Your objective => Your task is to output all the records below, word for word.

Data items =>
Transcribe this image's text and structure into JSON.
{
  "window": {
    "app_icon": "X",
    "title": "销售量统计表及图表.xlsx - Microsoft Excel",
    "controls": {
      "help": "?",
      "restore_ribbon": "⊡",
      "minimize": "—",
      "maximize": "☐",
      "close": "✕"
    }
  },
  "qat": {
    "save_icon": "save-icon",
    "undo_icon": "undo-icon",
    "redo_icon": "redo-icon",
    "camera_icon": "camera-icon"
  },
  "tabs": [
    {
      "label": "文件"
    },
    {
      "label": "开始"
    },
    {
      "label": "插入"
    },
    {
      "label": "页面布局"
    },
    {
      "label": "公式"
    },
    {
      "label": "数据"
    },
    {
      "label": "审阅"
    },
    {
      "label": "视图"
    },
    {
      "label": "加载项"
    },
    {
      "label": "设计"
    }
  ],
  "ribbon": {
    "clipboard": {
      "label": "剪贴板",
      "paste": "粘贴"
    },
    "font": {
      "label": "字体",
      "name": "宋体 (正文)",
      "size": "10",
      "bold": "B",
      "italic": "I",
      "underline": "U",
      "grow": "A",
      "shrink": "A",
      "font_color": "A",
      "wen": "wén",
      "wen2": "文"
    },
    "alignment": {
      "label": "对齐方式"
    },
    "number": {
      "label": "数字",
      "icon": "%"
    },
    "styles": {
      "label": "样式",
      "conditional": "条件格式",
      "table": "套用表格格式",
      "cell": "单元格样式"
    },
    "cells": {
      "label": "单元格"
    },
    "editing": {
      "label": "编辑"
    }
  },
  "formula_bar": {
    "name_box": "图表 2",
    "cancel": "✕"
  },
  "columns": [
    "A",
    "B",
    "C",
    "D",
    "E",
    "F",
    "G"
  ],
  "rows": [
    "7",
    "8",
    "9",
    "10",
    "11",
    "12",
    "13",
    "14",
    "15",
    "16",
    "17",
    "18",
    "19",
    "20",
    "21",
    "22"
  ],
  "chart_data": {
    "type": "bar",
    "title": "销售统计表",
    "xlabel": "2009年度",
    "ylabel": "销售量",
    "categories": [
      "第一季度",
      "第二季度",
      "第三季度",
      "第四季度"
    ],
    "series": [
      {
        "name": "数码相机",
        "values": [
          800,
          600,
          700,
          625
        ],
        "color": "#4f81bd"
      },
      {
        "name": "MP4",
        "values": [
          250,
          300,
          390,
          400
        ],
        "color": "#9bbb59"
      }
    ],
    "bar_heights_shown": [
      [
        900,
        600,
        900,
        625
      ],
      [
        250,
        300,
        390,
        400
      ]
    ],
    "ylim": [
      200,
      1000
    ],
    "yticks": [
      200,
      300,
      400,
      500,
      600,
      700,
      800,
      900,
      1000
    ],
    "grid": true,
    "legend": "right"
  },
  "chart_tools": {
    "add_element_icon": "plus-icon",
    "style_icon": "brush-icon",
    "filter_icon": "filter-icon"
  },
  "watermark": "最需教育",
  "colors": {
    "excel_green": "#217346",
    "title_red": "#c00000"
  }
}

Output of the exercise =>
Transcribe this image's text and structure into JSON.
{
  "window": {
    "app_icon": "X",
    "title": "销售量统计表及图表.xlsx - Microsoft Excel",
    "controls": {
      "help": "?",
      "restore_ribbon": "⊡",
      "minimize": "—",
      "maximize": "☐",
      "close": "✕"
    }
  },
  "qat": {
    "save_icon": "save-icon",
    "undo_icon": "undo-icon",
    "redo_icon": "redo-icon",
    "camera_icon": "camera-icon"
  },
  "tabs": [
    {
      "label": "文件"
    },
    {
      "label": "开始"
    },
    {
      "label": "插入"
    },
    {
      "label": "页面布局"
    },
    {
      "label": "公式"
    },
    {
      "label": "数据"
    },
    {
      "label": "审阅"
    },
    {
      "label": "视图"
    },
    {
      "label": "加载项"
    },
    {
      "label": "设计"
    }
  ],
  "ribbon": {
    "clipboard": {
      "label": "剪贴板",
      "paste": "粘贴"
    },
    "font": {
      "label": "字体",
      "name": "宋体 (正文)",
      "size": "10",
      "bold": "B",
      "italic": "I",
      "underline": "U",
      "grow": "A",
      "shrink": "A",
      "font_color": "A",
      "wen": "wén",
      "wen2": "文"
    },
    "alignment": {
      "label": "对齐方式"
    },
    "number": {
      "label": "数字",
      "icon": "%"
    },
    "styles": {
      "label": "样式",
      "conditional": "条件格式",
      "table": "套用表格格式",
      "cell": "单元格样式"
    },
    "cells": {
      "label": "单元格"
    },
    "editing": {
      "label": "编辑"
    }
  },
  "formula_bar": {
    "name_box": "图表 2",
    "cancel": "✕"
  },
  "columns": [
    "A",
    "B",
    "C",
    "D",
    "E",
    "F",
    "G"
  ],
  "rows": [
    "7",
    "8",
    "9",
    "10",
    "11",
    "12",
    "13",
    "14",
    "15",
    "16",
    "17",
    "18",
    "19",
    "20",
    "21",
    "22"
  ],
  "chart_data": {
    "type": "bar",
    "title": "销售统计表",
    "xlabel": "2009年度",
    "ylabel": "销售量",
    "categories": [
      "第一季度",
      "第二季度",
      "第三季度",
      "第四季度"
    ],
    "series": [
      {
        "name": "数码相机",
        "values": [
          800,
          600,
          700,
          625
        ],
        "color": "#4f81bd"
      },
      {
        "name": "MP4",
        "values": [
          250,
          300,
          390,
          400
        ],
        "color": "#9bbb59"
      }
    ],
    "bar_heights_shown": [
      [
        900,
        600,
        900,
        625
      ],
      [
        250,
        300,
        390,
        400
      ]
    ],
    "ylim": [
      200,
      1000
    ],
    "yticks": [
      200,
      300,
      400,
      500,
      600,
      700,
      800,
      900,
      1000
    ],
    "grid": true,
    "legend": "right"
  },
  "chart_tools": {
    "add_element_icon": "plus-icon",
    "style_icon": "brush-icon",
    "filter_icon": "filter-icon"
  },
  "watermark": "最需教育",
  "colors": {
    "excel_green": "#217346",
    "title_red": "#c00000"
  }
}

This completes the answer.